**Requirements**
Rewrite the part of the excerpt on China's economy from "China places tremendous" to "U.S., no. 2.", switching "innovation" to "research".

**Excerpt**
China’s patents increased from 217,105 to 404, 208 (2012-2016), >4200 Shared Workspace, >3000 Tech Incubators, >400,000 Startups in Service Industry, >44M Market Players, 13.62M New Companies, >2.4M New Jobs by New Firms, 690M Internet Broadband Ports, 940.75M Internet Users, Smart Phone occupying 20% global market with 1.54B units and new energy vehicle sales 510,000 both being no. 1 in the world, SUV 9.14M 3.4X increase over 2015 and Industrial robot sales, 72,000, a 30.4% increase over 2015. China reported domestic travel, 4.44B People (50.2% up) and 3.939 T Yuan (73.5% up) (from 2012) and outbound people 120M. Most Impressive is China's e-commerce, online retail sales reached 5.1556 T Yuan, a 26.2% rise over 2015 and express business volume 31.3B, 6X increase from 2012 which brought a significant change in payment system online by banks and other institutions. The new sharing business in China shows 225M people booked taxis online, 165M booked chauffeur driven cars and 2M registered bike users with >1M orders per day, all booming innovative industries.
China places tremendous emphasis on innovation to drive manufacturing upgrade from mid and low to hi-end. The impressive progress is reflected in China's growth rate, average 7.2% from 2013-2016, compared to 2.1% U.S., 1.3% EU and 1.0% Japan and in China's contribution to world's economy, averages 31.6% compared to 18.2% U.S., 8.0% EU, and 3.7% Japan. China's GDP in 2016 was $11.2T, 14.9% of the world with grain, meat, major agriculture products, crude steel, coal, electric energy and chemical fertilizer manufacturing being number one in the world. China has 20,000 km high speed railway more than the second to tenth countries combined. China has 123,500 km express highway, 23000km more than the U.S., no. 2.

**Material supplied**

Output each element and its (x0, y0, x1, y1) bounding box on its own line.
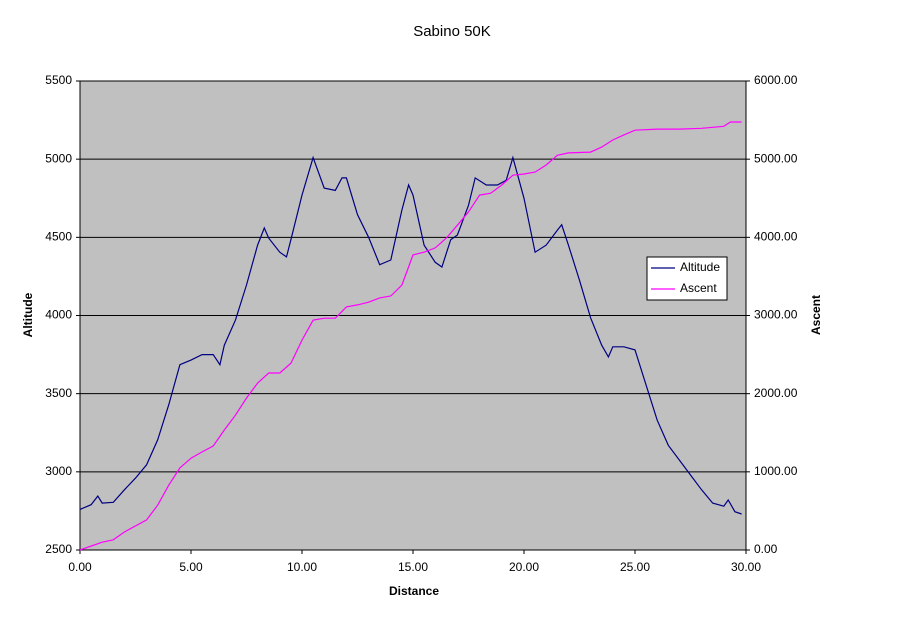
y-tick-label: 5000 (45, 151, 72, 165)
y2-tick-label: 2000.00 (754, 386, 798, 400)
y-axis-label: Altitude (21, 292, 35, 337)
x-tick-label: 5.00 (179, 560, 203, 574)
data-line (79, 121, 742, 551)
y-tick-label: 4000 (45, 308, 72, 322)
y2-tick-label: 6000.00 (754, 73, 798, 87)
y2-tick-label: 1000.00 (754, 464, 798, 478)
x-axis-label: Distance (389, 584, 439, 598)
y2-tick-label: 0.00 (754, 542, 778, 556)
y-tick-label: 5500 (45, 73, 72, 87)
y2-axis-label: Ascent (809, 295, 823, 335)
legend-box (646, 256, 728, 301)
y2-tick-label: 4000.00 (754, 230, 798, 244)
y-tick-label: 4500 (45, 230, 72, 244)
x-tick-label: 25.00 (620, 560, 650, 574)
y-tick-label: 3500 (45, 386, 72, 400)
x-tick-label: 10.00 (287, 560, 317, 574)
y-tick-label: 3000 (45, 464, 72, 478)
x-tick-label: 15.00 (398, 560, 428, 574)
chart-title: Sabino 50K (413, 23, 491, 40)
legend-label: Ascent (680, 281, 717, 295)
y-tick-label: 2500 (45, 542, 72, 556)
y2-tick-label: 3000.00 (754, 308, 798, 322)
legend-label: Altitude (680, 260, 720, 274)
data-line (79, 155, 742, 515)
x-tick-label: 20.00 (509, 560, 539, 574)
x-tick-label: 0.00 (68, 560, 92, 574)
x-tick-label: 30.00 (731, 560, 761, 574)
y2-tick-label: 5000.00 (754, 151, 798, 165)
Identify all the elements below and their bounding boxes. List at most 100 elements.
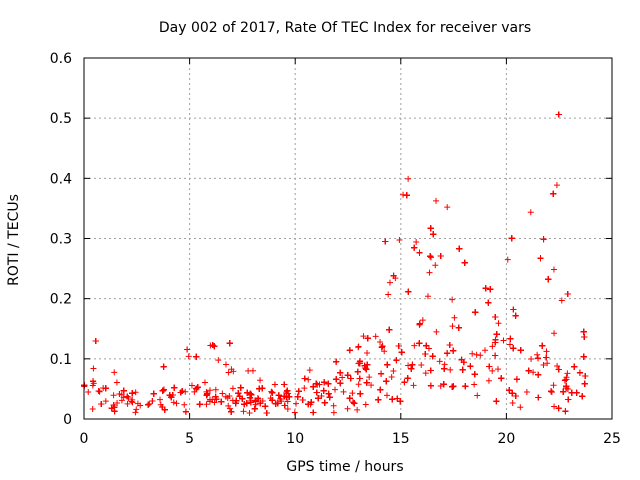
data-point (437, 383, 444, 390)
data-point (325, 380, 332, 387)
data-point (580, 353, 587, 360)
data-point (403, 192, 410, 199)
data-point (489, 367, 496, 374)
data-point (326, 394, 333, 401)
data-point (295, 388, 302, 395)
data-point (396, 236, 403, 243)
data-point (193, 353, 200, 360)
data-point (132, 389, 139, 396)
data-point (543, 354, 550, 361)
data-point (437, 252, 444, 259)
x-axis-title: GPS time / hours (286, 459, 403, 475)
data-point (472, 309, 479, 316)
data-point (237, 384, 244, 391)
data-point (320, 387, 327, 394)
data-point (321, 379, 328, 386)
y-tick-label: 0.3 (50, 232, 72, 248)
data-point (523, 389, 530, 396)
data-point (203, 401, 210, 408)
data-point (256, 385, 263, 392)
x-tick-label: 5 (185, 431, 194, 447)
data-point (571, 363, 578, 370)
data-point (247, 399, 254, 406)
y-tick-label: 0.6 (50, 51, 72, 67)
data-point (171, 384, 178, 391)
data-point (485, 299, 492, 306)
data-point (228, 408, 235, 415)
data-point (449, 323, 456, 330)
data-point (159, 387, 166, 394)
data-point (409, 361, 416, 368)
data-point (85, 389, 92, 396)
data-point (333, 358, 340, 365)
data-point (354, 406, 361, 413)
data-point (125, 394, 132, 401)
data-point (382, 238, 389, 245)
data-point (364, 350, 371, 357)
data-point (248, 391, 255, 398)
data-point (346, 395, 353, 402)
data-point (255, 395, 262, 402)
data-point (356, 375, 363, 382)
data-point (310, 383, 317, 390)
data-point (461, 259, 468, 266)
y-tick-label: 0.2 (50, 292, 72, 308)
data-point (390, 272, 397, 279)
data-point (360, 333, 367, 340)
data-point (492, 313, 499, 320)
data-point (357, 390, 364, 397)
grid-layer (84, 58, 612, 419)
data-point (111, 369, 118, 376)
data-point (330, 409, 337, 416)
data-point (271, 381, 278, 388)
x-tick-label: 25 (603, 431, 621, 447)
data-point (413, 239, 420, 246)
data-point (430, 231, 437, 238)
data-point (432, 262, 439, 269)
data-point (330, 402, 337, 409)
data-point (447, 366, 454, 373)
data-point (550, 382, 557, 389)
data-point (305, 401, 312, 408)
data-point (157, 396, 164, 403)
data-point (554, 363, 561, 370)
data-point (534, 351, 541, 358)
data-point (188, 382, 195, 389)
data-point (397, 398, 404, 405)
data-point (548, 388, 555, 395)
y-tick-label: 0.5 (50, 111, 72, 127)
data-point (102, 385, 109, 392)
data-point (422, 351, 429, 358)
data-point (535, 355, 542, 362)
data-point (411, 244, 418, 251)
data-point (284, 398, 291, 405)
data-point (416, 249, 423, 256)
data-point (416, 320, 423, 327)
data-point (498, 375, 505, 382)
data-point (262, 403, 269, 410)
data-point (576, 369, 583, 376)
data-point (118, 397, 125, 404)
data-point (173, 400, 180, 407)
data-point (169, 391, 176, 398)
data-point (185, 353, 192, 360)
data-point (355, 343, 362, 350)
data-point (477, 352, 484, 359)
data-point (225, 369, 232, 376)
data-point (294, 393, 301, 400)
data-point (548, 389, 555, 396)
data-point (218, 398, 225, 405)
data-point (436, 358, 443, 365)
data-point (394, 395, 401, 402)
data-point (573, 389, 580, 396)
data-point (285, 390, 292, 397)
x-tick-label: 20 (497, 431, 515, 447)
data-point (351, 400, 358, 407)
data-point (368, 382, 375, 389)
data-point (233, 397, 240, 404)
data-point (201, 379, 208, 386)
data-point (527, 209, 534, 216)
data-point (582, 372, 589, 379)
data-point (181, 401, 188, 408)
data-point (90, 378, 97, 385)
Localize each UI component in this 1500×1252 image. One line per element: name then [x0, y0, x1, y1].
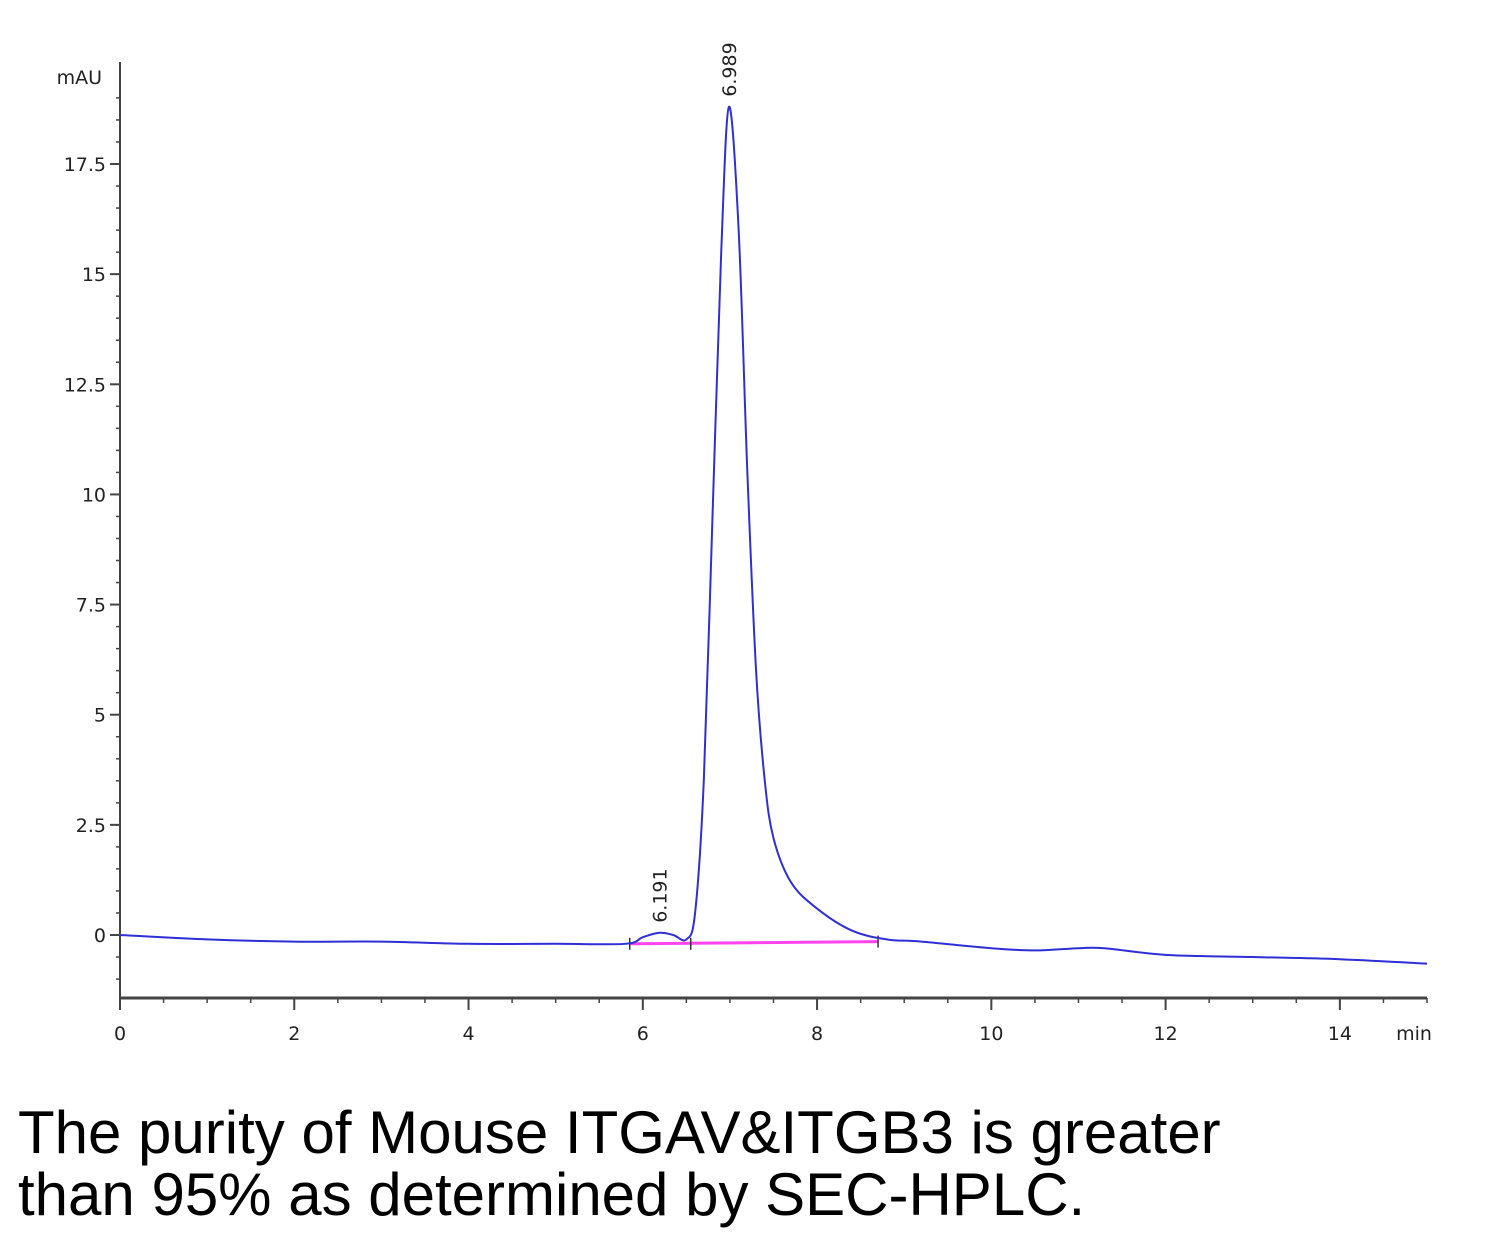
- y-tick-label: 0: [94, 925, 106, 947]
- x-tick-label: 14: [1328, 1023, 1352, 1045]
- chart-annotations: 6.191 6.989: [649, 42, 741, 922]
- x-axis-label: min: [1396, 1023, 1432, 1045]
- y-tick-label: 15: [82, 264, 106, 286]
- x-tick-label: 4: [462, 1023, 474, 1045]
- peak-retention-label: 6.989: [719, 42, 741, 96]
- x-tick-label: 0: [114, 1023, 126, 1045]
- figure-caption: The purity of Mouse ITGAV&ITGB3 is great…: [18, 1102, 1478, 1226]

**Problem solution**
China places tremendous emphasis on research to drive manufacturing upgrade from mid and low to hi-end. The impressive progress is reflected in China's growth rate, average 7.2% from 2013-2016, compared to 2.1% U.S., 1.3% EU and 1.0% Japan and in China's contribution to world's economy, averages 31.6% compared to 18.2% U.S., 8.0% EU, and 3.7% Japan. China's GDP in 2016 was $11.2T, 14.9% of the world with grain, meat, major agriculture products, crude steel, coal, electric energy and chemical fertilizer manufacturing being number one in the world. China has 20,000 km high speed railway more than the second to tenth countries combined. China has 123,500 km express highway, 23000km more than the U.S., no. 2.